WHAT TO WORK ON:
Could you give the data below again, exactly and completely?

★ ★ ★

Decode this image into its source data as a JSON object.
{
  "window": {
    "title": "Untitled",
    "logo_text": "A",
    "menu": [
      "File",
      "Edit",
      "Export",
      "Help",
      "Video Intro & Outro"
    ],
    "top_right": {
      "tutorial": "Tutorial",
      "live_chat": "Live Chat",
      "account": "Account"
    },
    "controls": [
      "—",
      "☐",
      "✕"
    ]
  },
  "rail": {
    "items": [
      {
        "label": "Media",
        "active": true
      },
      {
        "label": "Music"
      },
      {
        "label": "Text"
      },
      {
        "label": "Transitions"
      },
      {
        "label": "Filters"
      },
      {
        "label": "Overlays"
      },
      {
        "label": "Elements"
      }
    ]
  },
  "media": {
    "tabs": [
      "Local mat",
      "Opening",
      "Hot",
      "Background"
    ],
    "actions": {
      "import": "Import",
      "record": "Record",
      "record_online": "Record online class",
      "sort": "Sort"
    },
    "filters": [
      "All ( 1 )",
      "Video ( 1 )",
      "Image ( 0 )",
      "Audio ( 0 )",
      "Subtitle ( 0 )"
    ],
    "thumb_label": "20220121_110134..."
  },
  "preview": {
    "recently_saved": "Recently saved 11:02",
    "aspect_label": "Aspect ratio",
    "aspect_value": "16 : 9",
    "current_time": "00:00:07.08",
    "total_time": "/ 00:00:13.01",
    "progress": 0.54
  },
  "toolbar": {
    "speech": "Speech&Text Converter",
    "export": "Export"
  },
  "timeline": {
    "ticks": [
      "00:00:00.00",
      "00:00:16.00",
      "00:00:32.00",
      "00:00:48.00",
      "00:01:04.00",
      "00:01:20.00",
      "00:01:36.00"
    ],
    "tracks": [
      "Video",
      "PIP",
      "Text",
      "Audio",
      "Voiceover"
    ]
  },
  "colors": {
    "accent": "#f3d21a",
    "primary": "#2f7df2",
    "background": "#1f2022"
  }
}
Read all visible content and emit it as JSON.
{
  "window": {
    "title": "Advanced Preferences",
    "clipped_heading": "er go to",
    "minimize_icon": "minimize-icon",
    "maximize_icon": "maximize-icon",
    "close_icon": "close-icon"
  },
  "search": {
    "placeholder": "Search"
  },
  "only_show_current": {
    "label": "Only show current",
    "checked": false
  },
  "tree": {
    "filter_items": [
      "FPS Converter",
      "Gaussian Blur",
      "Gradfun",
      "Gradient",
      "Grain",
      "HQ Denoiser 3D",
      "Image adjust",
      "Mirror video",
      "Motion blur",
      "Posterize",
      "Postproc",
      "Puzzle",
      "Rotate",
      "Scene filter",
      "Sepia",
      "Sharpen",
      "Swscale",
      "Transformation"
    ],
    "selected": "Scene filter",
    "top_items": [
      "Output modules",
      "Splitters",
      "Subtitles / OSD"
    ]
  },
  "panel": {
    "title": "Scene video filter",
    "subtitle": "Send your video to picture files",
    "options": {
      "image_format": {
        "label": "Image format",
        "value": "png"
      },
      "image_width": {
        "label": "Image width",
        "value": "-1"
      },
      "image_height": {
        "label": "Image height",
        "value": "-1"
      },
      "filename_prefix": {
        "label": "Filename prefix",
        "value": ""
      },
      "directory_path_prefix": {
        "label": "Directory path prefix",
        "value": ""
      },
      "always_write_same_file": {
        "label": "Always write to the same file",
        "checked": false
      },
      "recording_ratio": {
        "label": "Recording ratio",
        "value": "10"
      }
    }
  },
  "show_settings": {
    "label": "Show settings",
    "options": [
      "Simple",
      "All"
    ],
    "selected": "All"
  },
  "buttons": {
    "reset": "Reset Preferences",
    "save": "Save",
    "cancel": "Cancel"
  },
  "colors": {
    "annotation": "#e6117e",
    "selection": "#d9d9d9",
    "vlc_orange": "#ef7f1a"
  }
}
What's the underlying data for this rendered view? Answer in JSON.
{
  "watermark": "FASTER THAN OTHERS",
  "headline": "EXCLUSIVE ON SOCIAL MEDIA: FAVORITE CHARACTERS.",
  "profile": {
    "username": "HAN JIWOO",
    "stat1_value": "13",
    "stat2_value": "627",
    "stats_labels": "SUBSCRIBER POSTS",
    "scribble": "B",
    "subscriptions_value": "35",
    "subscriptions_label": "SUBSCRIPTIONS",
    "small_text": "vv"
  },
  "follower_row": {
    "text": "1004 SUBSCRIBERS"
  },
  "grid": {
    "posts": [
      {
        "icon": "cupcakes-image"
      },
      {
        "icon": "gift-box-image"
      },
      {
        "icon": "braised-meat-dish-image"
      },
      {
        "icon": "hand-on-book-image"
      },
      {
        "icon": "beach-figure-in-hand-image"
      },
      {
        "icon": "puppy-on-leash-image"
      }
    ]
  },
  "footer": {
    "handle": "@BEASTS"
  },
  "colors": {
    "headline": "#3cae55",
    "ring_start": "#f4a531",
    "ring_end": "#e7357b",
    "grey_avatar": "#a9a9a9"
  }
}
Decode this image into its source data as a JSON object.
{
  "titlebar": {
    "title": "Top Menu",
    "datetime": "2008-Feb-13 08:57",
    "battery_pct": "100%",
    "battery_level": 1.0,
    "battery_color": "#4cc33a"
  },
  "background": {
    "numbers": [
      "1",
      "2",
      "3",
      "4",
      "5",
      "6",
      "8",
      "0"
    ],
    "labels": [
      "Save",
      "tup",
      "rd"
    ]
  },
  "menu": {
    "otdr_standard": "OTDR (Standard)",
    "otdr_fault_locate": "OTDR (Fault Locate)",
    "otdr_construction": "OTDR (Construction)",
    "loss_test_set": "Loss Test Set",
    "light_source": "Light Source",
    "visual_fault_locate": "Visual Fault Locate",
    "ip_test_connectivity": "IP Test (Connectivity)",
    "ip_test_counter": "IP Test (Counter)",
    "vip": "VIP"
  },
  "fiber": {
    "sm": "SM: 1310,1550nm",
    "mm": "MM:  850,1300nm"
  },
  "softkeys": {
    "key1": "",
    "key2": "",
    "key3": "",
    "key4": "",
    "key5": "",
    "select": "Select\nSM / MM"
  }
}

★ ★ ★

THE ANSWER:
Decode this image into its source data as a JSON object.
{
  "window": {
    "title": "Untitled",
    "logo_text": "A",
    "menu": [
      "File",
      "Edit",
      "Export",
      "Help",
      "Video Intro & Outro"
    ],
    "top_right": {
      "tutorial": "Tutorial",
      "live_chat": "Live Chat",
      "account": "Account"
    },
    "controls": [
      "—",
      "☐",
      "✕"
    ]
  },
  "rail": {
    "items": [
      {
        "label": "Media",
        "active": true
      },
      {
        "label": "Music"
      },
      {
        "label": "Text"
      },
      {
        "label": "Transitions"
      },
      {
        "label": "Filters"
      },
      {
        "label": "Overlays"
      },
      {
        "label": "Elements"
      }
    ]
  },
  "media": {
    "tabs": [
      "Local mat",
      "Opening",
      "Hot",
      "Background"
    ],
    "actions": {
      "import": "Import",
      "record": "Record",
      "record_online": "Record online class",
      "sort": "Sort"
    },
    "filters": [
      "All ( 1 )",
      "Video ( 1 )",
      "Image ( 0 )",
      "Audio ( 0 )",
      "Subtitle ( 0 )"
    ],
    "thumb_label": "20220121_110134..."
  },
  "preview": {
    "recently_saved": "Recently saved 11:02",
    "aspect_label": "Aspect ratio",
    "aspect_value": "16 : 9",
    "current_time": "00:00:07.08",
    "total_time": "/ 00:00:13.01",
    "progress": 0.54
  },
  "toolbar": {
    "speech": "Speech&Text Converter",
    "export": "Export"
  },
  "timeline": {
    "ticks": [
      "00:00:00.00",
      "00:00:16.00",
      "00:00:32.00",
      "00:00:48.00",
      "00:01:04.00",
      "00:01:20.00",
      "00:01:36.00"
    ],
    "tracks": [
      "Video",
      "PIP",
      "Text",
      "Audio",
      "Voiceover"
    ]
  },
  "colors": {
    "accent": "#f3d21a",
    "primary": "#2f7df2",
    "background": "#1f2022"
  }
}
Read all visible content and emit it as JSON.
{
  "window": {
    "title": "Advanced Preferences",
    "clipped_heading": "er go to",
    "minimize_icon": "minimize-icon",
    "maximize_icon": "maximize-icon",
    "close_icon": "close-icon"
  },
  "search": {
    "placeholder": "Search"
  },
  "only_show_current": {
    "label": "Only show current",
    "checked": false
  },
  "tree": {
    "filter_items": [
      "FPS Converter",
      "Gaussian Blur",
      "Gradfun",
      "Gradient",
      "Grain",
      "HQ Denoiser 3D",
      "Image adjust",
      "Mirror video",
      "Motion blur",
      "Posterize",
      "Postproc",
      "Puzzle",
      "Rotate",
      "Scene filter",
      "Sepia",
      "Sharpen",
      "Swscale",
      "Transformation"
    ],
    "selected": "Scene filter",
    "top_items": [
      "Output modules",
      "Splitters",
      "Subtitles / OSD"
    ]
  },
  "panel": {
    "title": "Scene video filter",
    "subtitle": "Send your video to picture files",
    "options": {
      "image_format": {
        "label": "Image format",
        "value": "png"
      },
      "image_width": {
        "label": "Image width",
        "value": "-1"
      },
      "image_height": {
        "label": "Image height",
        "value": "-1"
      },
      "filename_prefix": {
        "label": "Filename prefix",
        "value": ""
      },
      "directory_path_prefix": {
        "label": "Directory path prefix",
        "value": ""
      },
      "always_write_same_file": {
        "label": "Always write to the same file",
        "checked": false
      },
      "recording_ratio": {
        "label": "Recording ratio",
        "value": "10"
      }
    }
  },
  "show_settings": {
    "label": "Show settings",
    "options": [
      "Simple",
      "All"
    ],
    "selected": "All"
  },
  "buttons": {
    "reset": "Reset Preferences",
    "save": "Save",
    "cancel": "Cancel"
  },
  "colors": {
    "annotation": "#e6117e",
    "selection": "#d9d9d9",
    "vlc_orange": "#ef7f1a"
  }
}
What's the underlying data for this rendered view? Answer in JSON.
{
  "watermark": "FASTER THAN OTHERS",
  "headline": "EXCLUSIVE ON SOCIAL MEDIA: FAVORITE CHARACTERS.",
  "profile": {
    "username": "HAN JIWOO",
    "stat1_value": "13",
    "stat2_value": "627",
    "stats_labels": "SUBSCRIBER POSTS",
    "scribble": "B",
    "subscriptions_value": "35",
    "subscriptions_label": "SUBSCRIPTIONS",
    "small_text": "vv"
  },
  "follower_row": {
    "text": "1004 SUBSCRIBERS"
  },
  "grid": {
    "posts": [
      {
        "icon": "cupcakes-image"
      },
      {
        "icon": "gift-box-image"
      },
      {
        "icon": "braised-meat-dish-image"
      },
      {
        "icon": "hand-on-book-image"
      },
      {
        "icon": "beach-figure-in-hand-image"
      },
      {
        "icon": "puppy-on-leash-image"
      }
    ]
  },
  "footer": {
    "handle": "@BEASTS"
  },
  "colors": {
    "headline": "#3cae55",
    "ring_start": "#f4a531",
    "ring_end": "#e7357b",
    "grey_avatar": "#a9a9a9"
  }
}
Decode this image into its source data as a JSON object.
{
  "titlebar": {
    "title": "Top Menu",
    "datetime": "2008-Feb-13 08:57",
    "battery_pct": "100%",
    "battery_level": 1.0,
    "battery_color": "#4cc33a"
  },
  "background": {
    "numbers": [
      "1",
      "2",
      "3",
      "4",
      "5",
      "6",
      "8",
      "0"
    ],
    "labels": [
      "Save",
      "tup",
      "rd"
    ]
  },
  "menu": {
    "otdr_standard": "OTDR (Standard)",
    "otdr_fault_locate": "OTDR (Fault Locate)",
    "otdr_construction": "OTDR (Construction)",
    "loss_test_set": "Loss Test Set",
    "light_source": "Light Source",
    "visual_fault_locate": "Visual Fault Locate",
    "ip_test_connectivity": "IP Test (Connectivity)",
    "ip_test_counter": "IP Test (Counter)",
    "vip": "VIP"
  },
  "fiber": {
    "sm": "SM: 1310,1550nm",
    "mm": "MM:  850,1300nm"
  },
  "softkeys": {
    "key1": "",
    "key2": "",
    "key3": "",
    "key4": "",
    "key5": "",
    "select": "Select\nSM / MM"
  }
}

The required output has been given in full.